___ Given records

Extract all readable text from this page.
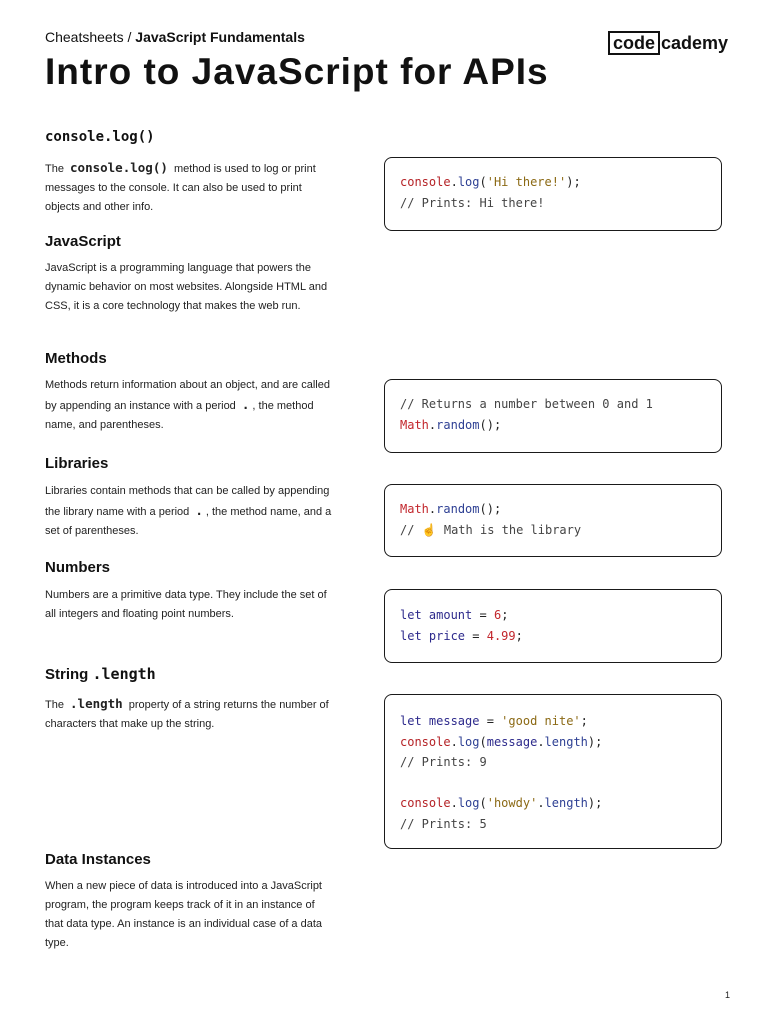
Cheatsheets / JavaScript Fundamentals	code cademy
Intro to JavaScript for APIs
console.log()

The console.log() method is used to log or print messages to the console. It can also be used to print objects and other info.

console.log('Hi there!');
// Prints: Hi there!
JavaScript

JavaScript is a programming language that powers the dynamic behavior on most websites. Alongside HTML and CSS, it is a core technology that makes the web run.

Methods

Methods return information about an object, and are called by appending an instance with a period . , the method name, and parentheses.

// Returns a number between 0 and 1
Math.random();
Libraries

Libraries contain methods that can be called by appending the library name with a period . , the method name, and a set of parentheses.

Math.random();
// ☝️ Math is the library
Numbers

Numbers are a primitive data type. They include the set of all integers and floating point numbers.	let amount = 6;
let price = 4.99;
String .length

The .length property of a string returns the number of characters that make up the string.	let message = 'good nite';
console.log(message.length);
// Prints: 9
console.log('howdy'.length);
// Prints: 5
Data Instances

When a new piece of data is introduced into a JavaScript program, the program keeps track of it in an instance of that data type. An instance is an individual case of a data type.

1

______
___ Given records

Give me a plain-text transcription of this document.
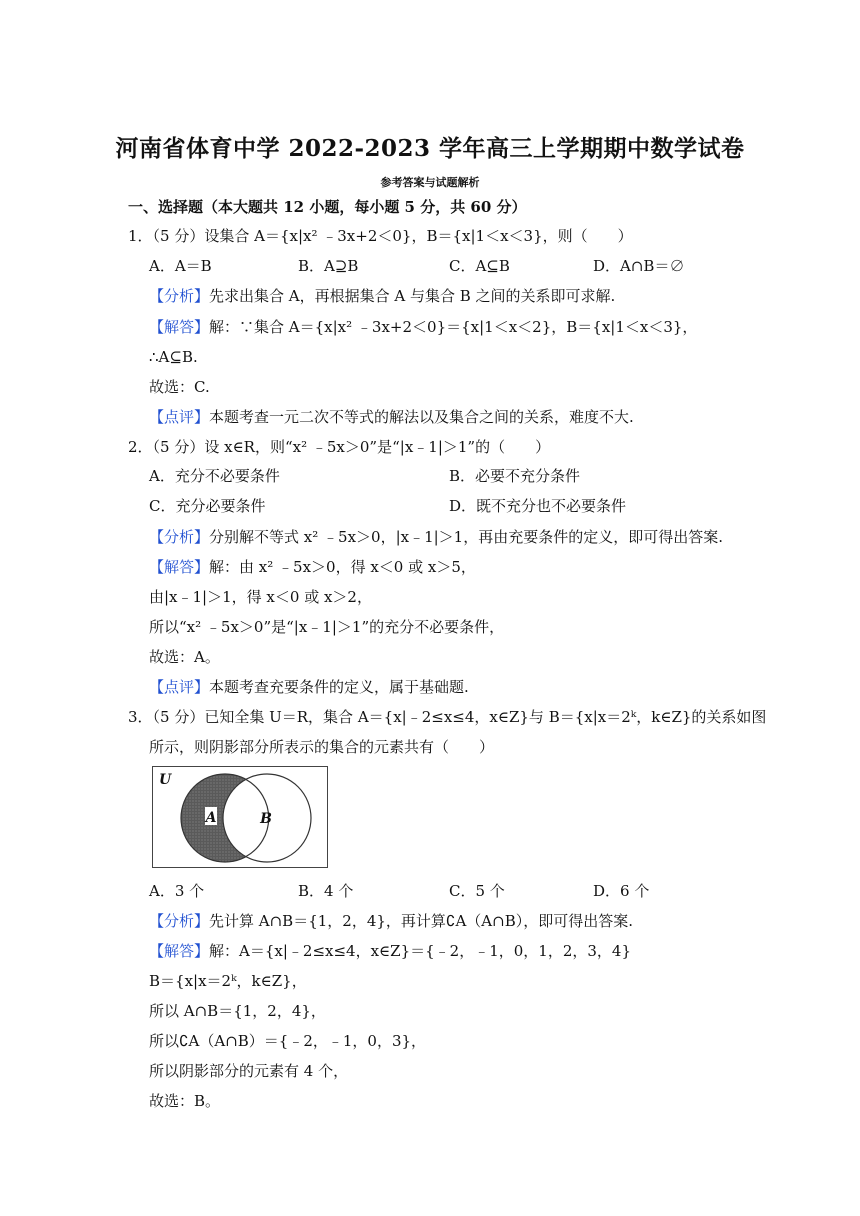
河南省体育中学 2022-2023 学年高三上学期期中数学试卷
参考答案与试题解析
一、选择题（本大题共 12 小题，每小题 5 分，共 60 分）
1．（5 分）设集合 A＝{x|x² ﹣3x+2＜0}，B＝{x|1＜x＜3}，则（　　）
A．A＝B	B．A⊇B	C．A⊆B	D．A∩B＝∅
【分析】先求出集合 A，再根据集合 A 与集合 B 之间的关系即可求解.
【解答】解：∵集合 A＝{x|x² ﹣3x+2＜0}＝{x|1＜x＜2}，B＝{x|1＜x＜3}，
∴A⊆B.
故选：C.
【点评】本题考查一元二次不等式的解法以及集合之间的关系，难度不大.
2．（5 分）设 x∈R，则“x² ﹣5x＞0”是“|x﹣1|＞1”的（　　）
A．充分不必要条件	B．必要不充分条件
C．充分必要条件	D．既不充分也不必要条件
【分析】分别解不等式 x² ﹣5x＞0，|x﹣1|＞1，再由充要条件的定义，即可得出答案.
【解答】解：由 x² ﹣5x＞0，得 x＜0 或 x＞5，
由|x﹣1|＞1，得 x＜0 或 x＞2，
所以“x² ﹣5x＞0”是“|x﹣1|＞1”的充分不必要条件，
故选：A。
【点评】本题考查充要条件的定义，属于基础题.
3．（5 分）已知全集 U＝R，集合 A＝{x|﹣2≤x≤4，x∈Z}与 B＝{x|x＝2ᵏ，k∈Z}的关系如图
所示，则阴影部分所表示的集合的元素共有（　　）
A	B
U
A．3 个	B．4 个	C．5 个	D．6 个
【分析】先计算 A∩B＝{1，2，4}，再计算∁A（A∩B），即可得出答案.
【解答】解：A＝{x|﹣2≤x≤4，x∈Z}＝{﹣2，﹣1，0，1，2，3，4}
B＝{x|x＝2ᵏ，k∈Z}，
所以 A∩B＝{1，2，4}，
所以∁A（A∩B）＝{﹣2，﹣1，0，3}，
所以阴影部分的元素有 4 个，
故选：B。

______
___ Given records

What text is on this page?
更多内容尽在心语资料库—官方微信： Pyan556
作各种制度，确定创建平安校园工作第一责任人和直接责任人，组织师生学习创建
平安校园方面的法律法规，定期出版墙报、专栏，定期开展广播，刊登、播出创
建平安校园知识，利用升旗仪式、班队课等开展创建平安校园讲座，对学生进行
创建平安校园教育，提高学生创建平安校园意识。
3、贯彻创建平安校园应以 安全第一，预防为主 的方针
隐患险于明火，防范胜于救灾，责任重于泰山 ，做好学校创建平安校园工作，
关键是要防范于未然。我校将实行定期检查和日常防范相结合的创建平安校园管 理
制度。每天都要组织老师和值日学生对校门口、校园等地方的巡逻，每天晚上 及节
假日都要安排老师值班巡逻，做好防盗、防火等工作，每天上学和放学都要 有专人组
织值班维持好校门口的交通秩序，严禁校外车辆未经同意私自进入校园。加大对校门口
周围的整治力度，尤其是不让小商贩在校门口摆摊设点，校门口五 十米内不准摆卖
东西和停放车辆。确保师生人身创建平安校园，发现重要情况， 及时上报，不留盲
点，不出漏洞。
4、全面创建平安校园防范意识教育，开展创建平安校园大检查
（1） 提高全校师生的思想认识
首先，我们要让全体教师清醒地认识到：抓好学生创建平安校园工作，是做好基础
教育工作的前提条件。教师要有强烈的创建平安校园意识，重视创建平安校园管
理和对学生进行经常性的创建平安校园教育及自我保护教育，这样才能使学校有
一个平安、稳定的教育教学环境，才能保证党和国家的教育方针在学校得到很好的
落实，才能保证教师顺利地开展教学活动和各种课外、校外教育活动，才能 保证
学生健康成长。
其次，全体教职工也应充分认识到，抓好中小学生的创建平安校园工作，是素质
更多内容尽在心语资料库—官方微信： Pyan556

______

» Exercise: In the listing, find each line with the string "console" and copy it.

» Solved exercise:
console.log()
The console.log() method is used to log or print messages to the console. It can also be used to print objects and other info.
console.log('Hi there!');
console.log(message.length);
console.log('howdy'.length);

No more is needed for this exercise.